» Data records:
-*-*-

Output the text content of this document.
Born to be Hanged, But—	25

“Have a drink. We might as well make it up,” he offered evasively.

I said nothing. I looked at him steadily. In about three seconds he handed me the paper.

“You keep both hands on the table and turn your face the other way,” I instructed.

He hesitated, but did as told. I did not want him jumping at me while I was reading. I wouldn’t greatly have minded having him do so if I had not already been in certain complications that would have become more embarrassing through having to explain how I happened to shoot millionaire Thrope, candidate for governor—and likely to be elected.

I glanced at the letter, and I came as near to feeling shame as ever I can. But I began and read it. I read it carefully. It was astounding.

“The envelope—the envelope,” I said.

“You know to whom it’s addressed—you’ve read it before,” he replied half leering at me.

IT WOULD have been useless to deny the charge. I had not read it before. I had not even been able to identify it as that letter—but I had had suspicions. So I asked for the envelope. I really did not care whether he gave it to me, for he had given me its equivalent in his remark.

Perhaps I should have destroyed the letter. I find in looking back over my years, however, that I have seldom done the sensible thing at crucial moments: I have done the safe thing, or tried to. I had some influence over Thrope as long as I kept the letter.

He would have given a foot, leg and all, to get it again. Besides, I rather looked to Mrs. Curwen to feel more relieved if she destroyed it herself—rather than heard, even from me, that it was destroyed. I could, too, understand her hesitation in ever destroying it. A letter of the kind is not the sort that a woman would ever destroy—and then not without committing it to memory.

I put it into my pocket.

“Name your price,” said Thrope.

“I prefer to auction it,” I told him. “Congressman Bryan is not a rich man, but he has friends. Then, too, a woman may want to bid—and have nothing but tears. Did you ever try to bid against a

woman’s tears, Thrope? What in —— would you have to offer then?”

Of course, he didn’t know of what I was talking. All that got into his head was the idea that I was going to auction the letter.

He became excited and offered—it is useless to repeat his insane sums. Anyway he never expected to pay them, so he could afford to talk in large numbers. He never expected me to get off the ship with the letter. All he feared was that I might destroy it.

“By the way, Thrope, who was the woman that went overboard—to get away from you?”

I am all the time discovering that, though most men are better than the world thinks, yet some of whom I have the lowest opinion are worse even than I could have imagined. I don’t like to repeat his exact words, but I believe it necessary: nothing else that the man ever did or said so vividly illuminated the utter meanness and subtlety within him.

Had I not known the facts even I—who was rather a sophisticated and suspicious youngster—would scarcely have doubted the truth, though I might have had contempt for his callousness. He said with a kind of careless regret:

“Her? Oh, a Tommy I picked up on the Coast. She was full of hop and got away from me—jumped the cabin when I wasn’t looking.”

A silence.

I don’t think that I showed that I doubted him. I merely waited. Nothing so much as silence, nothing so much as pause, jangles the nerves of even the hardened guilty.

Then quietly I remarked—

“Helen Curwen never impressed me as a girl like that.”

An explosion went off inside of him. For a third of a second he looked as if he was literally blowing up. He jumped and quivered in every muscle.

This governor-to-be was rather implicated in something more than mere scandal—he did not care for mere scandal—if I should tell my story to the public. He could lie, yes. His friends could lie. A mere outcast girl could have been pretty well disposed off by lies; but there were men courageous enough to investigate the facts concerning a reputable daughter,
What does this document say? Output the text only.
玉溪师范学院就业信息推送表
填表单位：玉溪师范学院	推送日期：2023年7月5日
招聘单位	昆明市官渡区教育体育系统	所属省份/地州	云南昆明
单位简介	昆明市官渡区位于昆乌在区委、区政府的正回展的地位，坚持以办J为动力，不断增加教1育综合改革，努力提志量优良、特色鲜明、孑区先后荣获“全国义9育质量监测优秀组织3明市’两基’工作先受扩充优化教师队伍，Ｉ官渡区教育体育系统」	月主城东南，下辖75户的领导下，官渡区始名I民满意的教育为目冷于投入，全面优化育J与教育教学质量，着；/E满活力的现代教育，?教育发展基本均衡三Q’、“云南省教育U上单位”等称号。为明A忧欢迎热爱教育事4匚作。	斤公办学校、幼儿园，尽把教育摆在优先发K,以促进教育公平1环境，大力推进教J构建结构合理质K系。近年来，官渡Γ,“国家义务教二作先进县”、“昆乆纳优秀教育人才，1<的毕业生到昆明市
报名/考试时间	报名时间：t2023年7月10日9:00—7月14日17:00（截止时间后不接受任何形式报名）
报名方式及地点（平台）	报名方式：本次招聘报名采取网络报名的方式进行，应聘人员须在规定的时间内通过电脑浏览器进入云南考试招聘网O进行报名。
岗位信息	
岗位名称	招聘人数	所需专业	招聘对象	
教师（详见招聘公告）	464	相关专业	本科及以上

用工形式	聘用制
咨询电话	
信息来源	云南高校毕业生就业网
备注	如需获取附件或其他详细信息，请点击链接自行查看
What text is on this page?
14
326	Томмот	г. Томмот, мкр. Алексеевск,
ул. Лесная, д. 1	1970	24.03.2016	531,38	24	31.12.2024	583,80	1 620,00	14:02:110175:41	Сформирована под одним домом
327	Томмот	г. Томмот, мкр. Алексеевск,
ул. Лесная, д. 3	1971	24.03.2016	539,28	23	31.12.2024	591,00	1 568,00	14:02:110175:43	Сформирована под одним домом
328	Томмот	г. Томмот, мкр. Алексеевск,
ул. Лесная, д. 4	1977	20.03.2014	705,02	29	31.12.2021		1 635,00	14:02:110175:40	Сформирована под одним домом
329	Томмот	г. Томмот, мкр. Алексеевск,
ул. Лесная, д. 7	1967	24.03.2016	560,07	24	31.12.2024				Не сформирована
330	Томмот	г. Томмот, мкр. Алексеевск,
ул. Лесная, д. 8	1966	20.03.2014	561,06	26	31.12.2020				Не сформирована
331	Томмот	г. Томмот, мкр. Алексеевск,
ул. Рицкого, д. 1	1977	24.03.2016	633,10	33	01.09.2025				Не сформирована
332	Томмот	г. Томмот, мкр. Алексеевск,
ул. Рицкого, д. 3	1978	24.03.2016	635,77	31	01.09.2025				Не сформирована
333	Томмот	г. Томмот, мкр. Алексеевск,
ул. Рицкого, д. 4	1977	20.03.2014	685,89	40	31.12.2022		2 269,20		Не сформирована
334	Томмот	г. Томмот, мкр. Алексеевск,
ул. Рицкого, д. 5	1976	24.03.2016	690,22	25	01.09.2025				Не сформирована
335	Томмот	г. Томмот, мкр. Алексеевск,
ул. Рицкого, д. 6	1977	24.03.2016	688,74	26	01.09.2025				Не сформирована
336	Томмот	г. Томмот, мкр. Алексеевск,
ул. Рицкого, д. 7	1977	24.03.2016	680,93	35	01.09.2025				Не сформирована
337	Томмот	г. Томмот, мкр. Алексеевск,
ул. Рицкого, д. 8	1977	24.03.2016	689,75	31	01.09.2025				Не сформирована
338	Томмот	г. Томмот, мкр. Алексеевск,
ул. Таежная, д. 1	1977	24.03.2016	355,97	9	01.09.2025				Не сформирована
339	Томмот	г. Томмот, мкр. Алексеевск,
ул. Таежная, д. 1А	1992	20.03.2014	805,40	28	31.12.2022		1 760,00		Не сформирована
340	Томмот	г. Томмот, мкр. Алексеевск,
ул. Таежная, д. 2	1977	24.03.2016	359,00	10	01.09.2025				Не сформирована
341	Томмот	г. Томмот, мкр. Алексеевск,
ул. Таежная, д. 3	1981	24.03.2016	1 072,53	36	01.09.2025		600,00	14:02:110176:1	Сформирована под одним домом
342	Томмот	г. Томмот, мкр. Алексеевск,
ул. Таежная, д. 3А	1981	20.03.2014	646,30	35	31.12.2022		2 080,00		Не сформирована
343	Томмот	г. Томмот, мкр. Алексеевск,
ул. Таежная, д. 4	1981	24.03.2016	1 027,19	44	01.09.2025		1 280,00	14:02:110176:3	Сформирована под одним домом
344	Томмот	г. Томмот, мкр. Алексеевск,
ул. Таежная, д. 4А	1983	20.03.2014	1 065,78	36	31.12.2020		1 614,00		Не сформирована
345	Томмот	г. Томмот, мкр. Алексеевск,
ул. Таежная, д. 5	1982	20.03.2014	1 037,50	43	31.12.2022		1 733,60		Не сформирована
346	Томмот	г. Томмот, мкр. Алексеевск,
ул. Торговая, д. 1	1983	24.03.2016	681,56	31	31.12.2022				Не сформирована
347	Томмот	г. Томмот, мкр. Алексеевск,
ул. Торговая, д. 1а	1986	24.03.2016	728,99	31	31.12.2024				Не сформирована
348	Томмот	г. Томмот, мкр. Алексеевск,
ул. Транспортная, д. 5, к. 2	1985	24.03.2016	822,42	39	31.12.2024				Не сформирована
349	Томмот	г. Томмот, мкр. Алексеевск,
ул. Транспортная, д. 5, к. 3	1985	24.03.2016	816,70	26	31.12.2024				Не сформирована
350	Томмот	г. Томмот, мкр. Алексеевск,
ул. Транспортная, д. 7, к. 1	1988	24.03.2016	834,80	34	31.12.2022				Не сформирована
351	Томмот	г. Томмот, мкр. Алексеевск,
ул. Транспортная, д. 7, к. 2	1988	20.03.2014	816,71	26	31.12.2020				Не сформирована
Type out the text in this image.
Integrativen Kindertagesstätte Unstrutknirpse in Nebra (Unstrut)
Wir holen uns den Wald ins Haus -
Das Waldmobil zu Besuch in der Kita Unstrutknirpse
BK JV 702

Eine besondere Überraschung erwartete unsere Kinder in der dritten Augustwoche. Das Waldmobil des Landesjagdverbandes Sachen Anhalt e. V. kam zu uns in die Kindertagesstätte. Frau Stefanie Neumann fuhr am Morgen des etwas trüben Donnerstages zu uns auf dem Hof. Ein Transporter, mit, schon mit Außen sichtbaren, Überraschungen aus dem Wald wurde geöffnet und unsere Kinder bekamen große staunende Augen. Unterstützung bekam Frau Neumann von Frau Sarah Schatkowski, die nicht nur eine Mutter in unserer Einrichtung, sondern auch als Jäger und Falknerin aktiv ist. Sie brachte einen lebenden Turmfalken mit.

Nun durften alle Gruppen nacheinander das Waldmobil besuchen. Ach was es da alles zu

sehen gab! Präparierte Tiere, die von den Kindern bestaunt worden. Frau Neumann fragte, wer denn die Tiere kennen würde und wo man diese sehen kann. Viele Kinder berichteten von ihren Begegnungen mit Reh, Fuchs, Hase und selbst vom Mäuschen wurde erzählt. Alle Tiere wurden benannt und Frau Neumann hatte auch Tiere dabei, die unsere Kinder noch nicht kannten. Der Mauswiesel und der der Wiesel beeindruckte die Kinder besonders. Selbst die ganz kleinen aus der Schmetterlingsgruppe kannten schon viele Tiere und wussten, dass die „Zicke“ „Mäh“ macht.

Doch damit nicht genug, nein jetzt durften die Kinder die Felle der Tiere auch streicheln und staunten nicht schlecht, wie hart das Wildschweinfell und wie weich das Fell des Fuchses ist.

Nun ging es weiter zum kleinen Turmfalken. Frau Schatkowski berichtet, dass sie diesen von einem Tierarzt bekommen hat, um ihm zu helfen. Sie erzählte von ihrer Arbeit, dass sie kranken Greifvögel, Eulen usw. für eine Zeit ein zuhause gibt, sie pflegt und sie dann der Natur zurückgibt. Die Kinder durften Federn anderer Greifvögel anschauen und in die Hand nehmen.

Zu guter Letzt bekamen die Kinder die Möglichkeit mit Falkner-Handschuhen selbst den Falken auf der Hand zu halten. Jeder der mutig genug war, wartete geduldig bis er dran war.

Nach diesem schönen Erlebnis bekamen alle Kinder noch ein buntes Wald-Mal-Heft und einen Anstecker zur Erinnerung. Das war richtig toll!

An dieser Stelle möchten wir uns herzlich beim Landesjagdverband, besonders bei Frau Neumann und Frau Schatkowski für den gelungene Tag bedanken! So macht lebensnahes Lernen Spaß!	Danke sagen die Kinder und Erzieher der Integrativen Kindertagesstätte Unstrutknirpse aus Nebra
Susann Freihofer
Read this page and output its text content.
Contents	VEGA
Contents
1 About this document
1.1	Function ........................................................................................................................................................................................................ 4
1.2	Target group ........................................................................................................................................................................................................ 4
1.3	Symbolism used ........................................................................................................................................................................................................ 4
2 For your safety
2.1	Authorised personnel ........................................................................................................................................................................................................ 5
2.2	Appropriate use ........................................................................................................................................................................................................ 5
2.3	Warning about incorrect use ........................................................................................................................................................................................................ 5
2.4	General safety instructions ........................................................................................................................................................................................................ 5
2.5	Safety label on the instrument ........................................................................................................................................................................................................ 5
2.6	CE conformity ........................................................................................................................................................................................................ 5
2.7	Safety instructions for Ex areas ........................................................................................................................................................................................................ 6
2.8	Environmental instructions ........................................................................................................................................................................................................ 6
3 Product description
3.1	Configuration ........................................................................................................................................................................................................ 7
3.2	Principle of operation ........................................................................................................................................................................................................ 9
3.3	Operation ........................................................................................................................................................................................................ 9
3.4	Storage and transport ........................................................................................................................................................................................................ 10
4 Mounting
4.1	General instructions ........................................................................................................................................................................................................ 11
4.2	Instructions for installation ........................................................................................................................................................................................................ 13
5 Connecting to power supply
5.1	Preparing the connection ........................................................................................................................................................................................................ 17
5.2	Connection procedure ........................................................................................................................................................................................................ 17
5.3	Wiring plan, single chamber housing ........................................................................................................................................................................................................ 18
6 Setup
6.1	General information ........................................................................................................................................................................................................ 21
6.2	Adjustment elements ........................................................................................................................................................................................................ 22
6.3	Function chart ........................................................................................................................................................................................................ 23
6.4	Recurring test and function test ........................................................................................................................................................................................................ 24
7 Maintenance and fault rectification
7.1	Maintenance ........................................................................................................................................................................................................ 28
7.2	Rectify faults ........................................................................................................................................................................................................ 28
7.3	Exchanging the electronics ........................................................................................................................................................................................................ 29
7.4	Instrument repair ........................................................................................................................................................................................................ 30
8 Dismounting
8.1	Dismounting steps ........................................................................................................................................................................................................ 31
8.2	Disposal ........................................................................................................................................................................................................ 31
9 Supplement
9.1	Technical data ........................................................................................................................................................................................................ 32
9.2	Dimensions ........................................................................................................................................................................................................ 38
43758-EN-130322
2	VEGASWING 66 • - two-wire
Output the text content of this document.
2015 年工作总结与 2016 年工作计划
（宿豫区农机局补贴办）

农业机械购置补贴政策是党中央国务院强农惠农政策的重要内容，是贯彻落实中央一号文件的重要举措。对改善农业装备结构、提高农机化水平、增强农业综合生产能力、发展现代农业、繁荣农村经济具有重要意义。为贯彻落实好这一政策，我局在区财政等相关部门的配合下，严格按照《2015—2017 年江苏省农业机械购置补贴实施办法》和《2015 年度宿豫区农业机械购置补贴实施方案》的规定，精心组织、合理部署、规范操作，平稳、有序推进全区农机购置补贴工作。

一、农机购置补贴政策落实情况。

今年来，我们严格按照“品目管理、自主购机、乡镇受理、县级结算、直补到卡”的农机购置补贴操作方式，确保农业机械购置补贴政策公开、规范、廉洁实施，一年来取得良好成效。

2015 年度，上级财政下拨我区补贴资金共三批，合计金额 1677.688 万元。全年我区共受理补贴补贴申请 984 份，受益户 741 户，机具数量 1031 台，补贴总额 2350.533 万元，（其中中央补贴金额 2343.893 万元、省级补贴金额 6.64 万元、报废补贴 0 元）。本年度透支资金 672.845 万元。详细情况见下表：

-*-*-

» What is asked: Gather every line from the listing above in which "Транспортная" appears, and copy those lines.

» Reply:
ул. Транспортная, д. 5, к. 2	1985	24.03.2016	822,42	39	31.12.2024				Не сформирована
ул. Транспортная, д. 5, к. 3	1985	24.03.2016	816,70	26	31.12.2024				Не сформирована
ул. Транспортная, д. 7, к. 1	1988	24.03.2016	834,80	34	31.12.2022				Не сформирована
ул. Транспортная, д. 7, к. 2	1988	20.03.2014	816,71	26	31.12.2020				Не сформирована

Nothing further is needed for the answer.